== TASK INSTRUCTIONS ==
Leave out the pictures and repeat the rest of the material exactly.

== STORED ROWS ==
------------------------------------------------------------

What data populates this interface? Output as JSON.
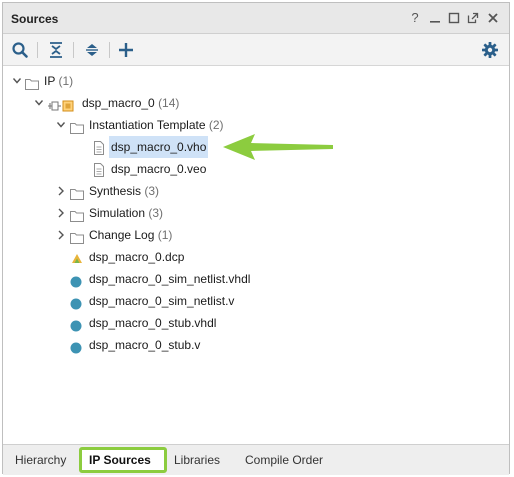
{
  "panel": {
    "title": "Sources",
    "help_glyph": "?",
    "accent_color": "#8ccc3f"
  },
  "toolbar": {
    "icons": [
      "search-icon",
      "collapse-all-icon",
      "expand-all-icon",
      "add-icon",
      "settings-icon"
    ]
  },
  "tree": {
    "ip": {
      "label": "IP",
      "count": "(1)"
    },
    "core": {
      "label": "dsp_macro_0",
      "count": "(14)"
    },
    "inst_template": {
      "label": "Instantiation Template",
      "count": "(2)"
    },
    "vho": {
      "label": "dsp_macro_0.vho"
    },
    "veo": {
      "label": "dsp_macro_0.veo"
    },
    "synthesis": {
      "label": "Synthesis",
      "count": "(3)"
    },
    "simulation": {
      "label": "Simulation",
      "count": "(3)"
    },
    "changelog": {
      "label": "Change Log",
      "count": "(1)"
    },
    "dcp": {
      "label": "dsp_macro_0.dcp"
    },
    "sim_vhdl": {
      "label": "dsp_macro_0_sim_netlist.vhdl"
    },
    "sim_v": {
      "label": "dsp_macro_0_sim_netlist.v"
    },
    "stub_vhdl": {
      "label": "dsp_macro_0_stub.vhdl"
    },
    "stub_v": {
      "label": "dsp_macro_0_stub.v"
    }
  },
  "tabs": {
    "hierarchy": "Hierarchy",
    "ip_sources": "IP Sources",
    "libraries": "Libraries",
    "compile_order": "Compile Order",
    "active": "IP Sources"
  }
}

------------------------------------------------------------

== TASK SOLUTION ==
What data populates this interface? Output as JSON.
{
  "panel": {
    "title": "Sources",
    "help_glyph": "?",
    "accent_color": "#8ccc3f"
  },
  "toolbar": {
    "icons": [
      "search-icon",
      "collapse-all-icon",
      "expand-all-icon",
      "add-icon",
      "settings-icon"
    ]
  },
  "tree": {
    "ip": {
      "label": "IP",
      "count": "(1)"
    },
    "core": {
      "label": "dsp_macro_0",
      "count": "(14)"
    },
    "inst_template": {
      "label": "Instantiation Template",
      "count": "(2)"
    },
    "vho": {
      "label": "dsp_macro_0.vho"
    },
    "veo": {
      "label": "dsp_macro_0.veo"
    },
    "synthesis": {
      "label": "Synthesis",
      "count": "(3)"
    },
    "simulation": {
      "label": "Simulation",
      "count": "(3)"
    },
    "changelog": {
      "label": "Change Log",
      "count": "(1)"
    },
    "dcp": {
      "label": "dsp_macro_0.dcp"
    },
    "sim_vhdl": {
      "label": "dsp_macro_0_sim_netlist.vhdl"
    },
    "sim_v": {
      "label": "dsp_macro_0_sim_netlist.v"
    },
    "stub_vhdl": {
      "label": "dsp_macro_0_stub.vhdl"
    },
    "stub_v": {
      "label": "dsp_macro_0_stub.v"
    }
  },
  "tabs": {
    "hierarchy": "Hierarchy",
    "ip_sources": "IP Sources",
    "libraries": "Libraries",
    "compile_order": "Compile Order",
    "active": "IP Sources"
  }
}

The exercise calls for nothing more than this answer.